→ **Your goal**
Check every line below for the word "this" and show those that hold it.

Source data:
○ ○ ○ ○ ○ ○ ○

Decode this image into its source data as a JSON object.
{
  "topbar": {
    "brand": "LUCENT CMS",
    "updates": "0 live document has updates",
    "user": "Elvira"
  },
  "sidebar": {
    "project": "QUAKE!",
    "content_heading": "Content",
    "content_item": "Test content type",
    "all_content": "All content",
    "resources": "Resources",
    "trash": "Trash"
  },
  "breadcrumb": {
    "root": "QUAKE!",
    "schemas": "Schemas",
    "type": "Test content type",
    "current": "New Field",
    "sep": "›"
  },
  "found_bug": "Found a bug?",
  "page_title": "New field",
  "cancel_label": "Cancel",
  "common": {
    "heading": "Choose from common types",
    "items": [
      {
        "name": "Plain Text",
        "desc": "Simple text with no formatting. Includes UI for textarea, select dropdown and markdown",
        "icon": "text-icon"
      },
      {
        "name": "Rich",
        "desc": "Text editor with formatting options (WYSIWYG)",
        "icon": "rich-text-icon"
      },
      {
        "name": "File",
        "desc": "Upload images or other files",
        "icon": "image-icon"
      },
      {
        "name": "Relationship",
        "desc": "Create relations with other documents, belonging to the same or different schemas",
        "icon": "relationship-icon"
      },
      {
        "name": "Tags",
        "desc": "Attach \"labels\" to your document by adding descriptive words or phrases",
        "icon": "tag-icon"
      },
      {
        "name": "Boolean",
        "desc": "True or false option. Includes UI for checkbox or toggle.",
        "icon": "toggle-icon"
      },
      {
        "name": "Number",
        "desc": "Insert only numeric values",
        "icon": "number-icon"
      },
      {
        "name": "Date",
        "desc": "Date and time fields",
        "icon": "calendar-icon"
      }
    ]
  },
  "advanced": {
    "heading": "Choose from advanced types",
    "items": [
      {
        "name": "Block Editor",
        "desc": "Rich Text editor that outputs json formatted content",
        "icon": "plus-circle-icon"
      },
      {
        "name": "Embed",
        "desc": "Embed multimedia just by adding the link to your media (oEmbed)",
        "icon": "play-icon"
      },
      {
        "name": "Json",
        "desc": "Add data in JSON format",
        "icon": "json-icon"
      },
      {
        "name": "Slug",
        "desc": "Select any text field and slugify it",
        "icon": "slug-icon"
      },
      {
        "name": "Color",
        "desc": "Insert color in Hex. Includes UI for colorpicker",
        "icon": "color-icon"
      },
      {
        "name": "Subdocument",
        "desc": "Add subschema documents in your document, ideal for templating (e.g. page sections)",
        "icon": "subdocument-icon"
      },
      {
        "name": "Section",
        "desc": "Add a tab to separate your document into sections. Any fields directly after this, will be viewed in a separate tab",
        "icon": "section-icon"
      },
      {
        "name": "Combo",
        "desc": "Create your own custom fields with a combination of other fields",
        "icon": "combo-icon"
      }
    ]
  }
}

○ ○ ○ ○ ○ ○ ○

→ **Reply to the exercise**
Decode this image into its source data as a JSON object.
        "desc": "Add a tab to separate your document into sections. Any fields directly after this, will be viewed in a separate tab",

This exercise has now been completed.